They returned fire with tanks, shelling the mosque which was soon
destroyed. In another indication of the apparent near-anarchy that has descended
on this city of five million people, a number of Portuguese journalists
were attacked by a mob of armed Fedayeen, who beat them about the body
and head with the butts of their rifles. There is virtually no security here anymore, although US soldiers are
everywhere. But there are clear signs that the Iraqi people are
welcoming the US troops. A car with Iraqi license plates being driven by a local was
transporting boxes of water to each Marine checkpoint and army post. He
personally handed them bottles of water. Also, the soldiers stationed
around the Palestine Hotel all have flowers pinned to their battledress. Until the human bombing in the area, people could still be seen going
up to them to hand them flowers. By nightfall, more aerial bombardments had begun. Fighter jets flew
overhead, followed by explosions on the outskirts of the city.
Machine-gun fire burst out periodically in the distance. The streets were totally deserted after dark, except for a few people
walking between the Palestine and Sheraton hotels who had armed guards.

◆ **Recorded data**
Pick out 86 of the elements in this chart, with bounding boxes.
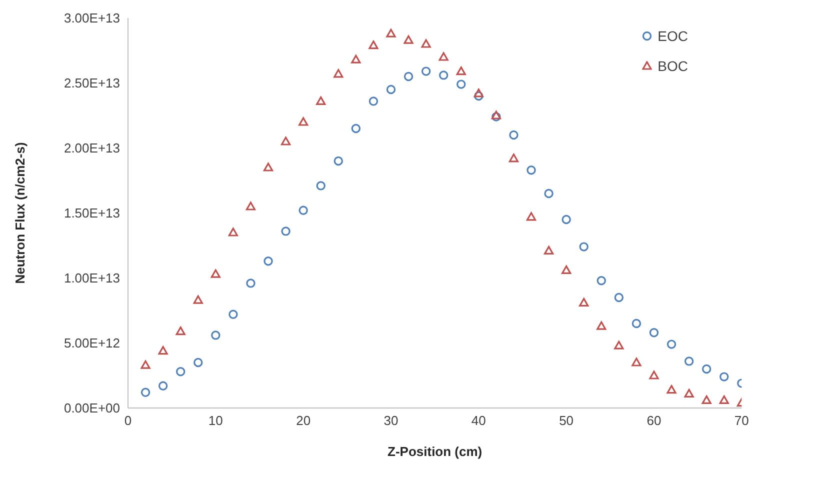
point: [456, 66, 466, 76]
point: [368, 96, 378, 106]
point: [210, 269, 220, 278]
point: [666, 385, 676, 394]
point: [596, 321, 606, 330]
point: [193, 295, 203, 304]
point: [474, 88, 484, 98]
point: [386, 84, 396, 94]
point: [508, 154, 519, 162]
y-tick-label: 1.00E+13: [64, 270, 120, 286]
point: [158, 346, 168, 355]
point: [544, 188, 554, 198]
point: [368, 40, 378, 50]
point: [649, 370, 659, 380]
x-tick-label: 50: [559, 413, 574, 428]
point: [526, 166, 536, 175]
point: [632, 318, 642, 328]
point: [176, 367, 186, 376]
point: [228, 228, 238, 236]
point: [351, 54, 361, 64]
y-tick-label: 2.00E+13: [64, 140, 120, 156]
y-tick-label: 2.50E+13: [64, 76, 120, 91]
point: [298, 117, 308, 126]
point: [526, 212, 536, 221]
point: [562, 265, 572, 274]
point: [579, 298, 589, 306]
point: [264, 256, 273, 266]
x-tick-label: 40: [471, 413, 486, 428]
point: [281, 226, 290, 236]
x-tick-label: 0: [124, 413, 132, 428]
point: [140, 388, 150, 397]
point: [298, 206, 308, 215]
x-tick-label: 30: [384, 413, 398, 428]
point: [280, 136, 291, 146]
point: [719, 395, 729, 404]
point: [404, 72, 414, 82]
point: [316, 181, 326, 190]
point: [456, 80, 466, 89]
point: [579, 242, 588, 252]
point: [596, 276, 606, 286]
point: [194, 358, 203, 368]
point: [334, 69, 344, 78]
point: [438, 52, 448, 61]
x-tick-label: 70: [734, 413, 749, 428]
legend-label: BOC: [658, 58, 688, 74]
point: [666, 340, 676, 349]
point: [720, 372, 729, 382]
point: [334, 156, 343, 166]
point: [614, 292, 624, 302]
point: [702, 364, 712, 374]
x-axis-title: Z-Position (cm): [388, 444, 482, 459]
point: [438, 70, 448, 80]
point: [562, 214, 571, 224]
y-axis-title: Neutron Flux (n/cm2-s): [12, 142, 28, 284]
point: [211, 330, 220, 340]
x-tick-label: 10: [208, 413, 223, 428]
y-tick-label: 3.00E+13: [64, 10, 120, 26]
point: [246, 278, 256, 288]
point: [140, 360, 150, 369]
point: [228, 310, 238, 319]
point: [316, 96, 326, 105]
point: [614, 340, 624, 350]
point: [492, 112, 501, 122]
point: [474, 91, 484, 101]
point: [509, 130, 518, 140]
y-tick-label: 0.00E+00: [64, 400, 120, 416]
point: [351, 124, 361, 134]
point: [544, 246, 554, 254]
point: [421, 39, 431, 48]
point: [684, 356, 694, 366]
point: [158, 381, 168, 390]
point: [404, 35, 414, 44]
x-tick-label: 60: [646, 413, 662, 428]
point: [246, 202, 256, 210]
x-tick-label: 20: [296, 413, 311, 428]
point: [684, 388, 694, 398]
point: [263, 162, 274, 172]
point: [421, 66, 431, 76]
point: [632, 358, 642, 366]
point: [649, 328, 659, 338]
legend-label: EOC: [658, 28, 688, 44]
point: [702, 395, 712, 404]
point: [386, 28, 396, 38]
y-tick-label: 5.00E+12: [64, 336, 120, 351]
y-tick-label: 1.50E+13: [64, 206, 120, 221]
point: [176, 326, 186, 336]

◆ **Aim**
Mark each statement yes or no based on the news excerpt, and quote the words from it that settle the point: (a) The journalists who were beaten were Portuguese. (b) US soldiers are hard to find in the city. (c) The streets were busy after dark. The data is separate material, apart from the news excerpt.

◆ **Worked solution**
(a) Yes: "a number of Portuguese journalists were attacked by a mob of armed Fedayeen"
(b) No: "US soldiers are everywhere"
(c) No: "The streets were totally deserted after dark"